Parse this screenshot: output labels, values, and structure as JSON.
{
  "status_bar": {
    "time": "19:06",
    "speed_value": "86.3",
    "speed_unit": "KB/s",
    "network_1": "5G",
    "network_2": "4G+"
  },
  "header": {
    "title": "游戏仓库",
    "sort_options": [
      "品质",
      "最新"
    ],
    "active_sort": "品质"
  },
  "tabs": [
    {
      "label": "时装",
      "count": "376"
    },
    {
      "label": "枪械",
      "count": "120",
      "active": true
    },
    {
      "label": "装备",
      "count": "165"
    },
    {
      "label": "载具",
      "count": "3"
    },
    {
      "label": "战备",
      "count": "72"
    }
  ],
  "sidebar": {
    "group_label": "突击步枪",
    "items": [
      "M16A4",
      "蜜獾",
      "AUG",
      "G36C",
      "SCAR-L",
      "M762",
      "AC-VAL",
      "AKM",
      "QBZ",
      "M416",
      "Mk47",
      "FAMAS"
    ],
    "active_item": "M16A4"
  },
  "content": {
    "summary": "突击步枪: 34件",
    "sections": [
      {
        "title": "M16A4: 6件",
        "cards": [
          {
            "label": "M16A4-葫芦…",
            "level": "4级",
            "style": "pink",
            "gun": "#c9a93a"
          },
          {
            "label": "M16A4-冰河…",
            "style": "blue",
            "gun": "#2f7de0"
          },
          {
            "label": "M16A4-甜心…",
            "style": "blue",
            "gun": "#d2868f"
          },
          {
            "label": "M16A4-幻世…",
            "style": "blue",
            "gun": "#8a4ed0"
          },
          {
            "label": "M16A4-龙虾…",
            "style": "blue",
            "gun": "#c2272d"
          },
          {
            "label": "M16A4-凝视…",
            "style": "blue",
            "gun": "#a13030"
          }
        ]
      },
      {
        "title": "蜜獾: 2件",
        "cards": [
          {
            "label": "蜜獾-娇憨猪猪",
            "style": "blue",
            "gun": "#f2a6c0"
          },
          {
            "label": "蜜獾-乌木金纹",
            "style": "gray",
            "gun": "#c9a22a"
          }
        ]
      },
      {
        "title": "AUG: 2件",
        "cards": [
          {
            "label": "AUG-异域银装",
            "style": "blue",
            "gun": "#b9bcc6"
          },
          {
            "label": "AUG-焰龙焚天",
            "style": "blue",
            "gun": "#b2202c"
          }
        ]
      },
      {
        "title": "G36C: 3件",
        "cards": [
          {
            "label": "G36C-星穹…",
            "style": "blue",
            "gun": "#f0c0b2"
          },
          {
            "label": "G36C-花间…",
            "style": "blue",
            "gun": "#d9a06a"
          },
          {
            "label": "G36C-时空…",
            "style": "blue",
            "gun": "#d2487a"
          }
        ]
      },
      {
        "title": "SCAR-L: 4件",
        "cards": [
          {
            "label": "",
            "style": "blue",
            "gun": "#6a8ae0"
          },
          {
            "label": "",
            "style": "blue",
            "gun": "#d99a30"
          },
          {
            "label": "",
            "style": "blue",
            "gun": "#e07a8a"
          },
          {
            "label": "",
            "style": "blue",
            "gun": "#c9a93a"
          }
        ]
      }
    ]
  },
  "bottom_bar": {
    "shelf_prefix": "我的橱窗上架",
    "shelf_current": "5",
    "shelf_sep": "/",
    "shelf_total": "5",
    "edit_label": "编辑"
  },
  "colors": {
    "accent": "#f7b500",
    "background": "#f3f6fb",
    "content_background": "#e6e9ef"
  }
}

• Your objective: Restate the data above word for word, please.

• Solution:
Parse this screenshot: output labels, values, and structure as JSON.
{
  "status_bar": {
    "time": "19:06",
    "speed_value": "86.3",
    "speed_unit": "KB/s",
    "network_1": "5G",
    "network_2": "4G+"
  },
  "header": {
    "title": "游戏仓库",
    "sort_options": [
      "品质",
      "最新"
    ],
    "active_sort": "品质"
  },
  "tabs": [
    {
      "label": "时装",
      "count": "376"
    },
    {
      "label": "枪械",
      "count": "120",
      "active": true
    },
    {
      "label": "装备",
      "count": "165"
    },
    {
      "label": "载具",
      "count": "3"
    },
    {
      "label": "战备",
      "count": "72"
    }
  ],
  "sidebar": {
    "group_label": "突击步枪",
    "items": [
      "M16A4",
      "蜜獾",
      "AUG",
      "G36C",
      "SCAR-L",
      "M762",
      "AC-VAL",
      "AKM",
      "QBZ",
      "M416",
      "Mk47",
      "FAMAS"
    ],
    "active_item": "M16A4"
  },
  "content": {
    "summary": "突击步枪: 34件",
    "sections": [
      {
        "title": "M16A4: 6件",
        "cards": [
          {
            "label": "M16A4-葫芦…",
            "level": "4级",
            "style": "pink",
            "gun": "#c9a93a"
          },
          {
            "label": "M16A4-冰河…",
            "style": "blue",
            "gun": "#2f7de0"
          },
          {
            "label": "M16A4-甜心…",
            "style": "blue",
            "gun": "#d2868f"
          },
          {
            "label": "M16A4-幻世…",
            "style": "blue",
            "gun": "#8a4ed0"
          },
          {
            "label": "M16A4-龙虾…",
            "style": "blue",
            "gun": "#c2272d"
          },
          {
            "label": "M16A4-凝视…",
            "style": "blue",
            "gun": "#a13030"
          }
        ]
      },
      {
        "title": "蜜獾: 2件",
        "cards": [
          {
            "label": "蜜獾-娇憨猪猪",
            "style": "blue",
            "gun": "#f2a6c0"
          },
          {
            "label": "蜜獾-乌木金纹",
            "style": "gray",
            "gun": "#c9a22a"
          }
        ]
      },
      {
        "title": "AUG: 2件",
        "cards": [
          {
            "label": "AUG-异域银装",
            "style": "blue",
            "gun": "#b9bcc6"
          },
          {
            "label": "AUG-焰龙焚天",
            "style": "blue",
            "gun": "#b2202c"
          }
        ]
      },
      {
        "title": "G36C: 3件",
        "cards": [
          {
            "label": "G36C-星穹…",
            "style": "blue",
            "gun": "#f0c0b2"
          },
          {
            "label": "G36C-花间…",
            "style": "blue",
            "gun": "#d9a06a"
          },
          {
            "label": "G36C-时空…",
            "style": "blue",
            "gun": "#d2487a"
          }
        ]
      },
      {
        "title": "SCAR-L: 4件",
        "cards": [
          {
            "label": "",
            "style": "blue",
            "gun": "#6a8ae0"
          },
          {
            "label": "",
            "style": "blue",
            "gun": "#d99a30"
          },
          {
            "label": "",
            "style": "blue",
            "gun": "#e07a8a"
          },
          {
            "label": "",
            "style": "blue",
            "gun": "#c9a93a"
          }
        ]
      }
    ]
  },
  "bottom_bar": {
    "shelf_prefix": "我的橱窗上架",
    "shelf_current": "5",
    "shelf_sep": "/",
    "shelf_total": "5",
    "edit_label": "编辑"
  },
  "colors": {
    "accent": "#f7b500",
    "background": "#f3f6fb",
    "content_background": "#e6e9ef"
  }
}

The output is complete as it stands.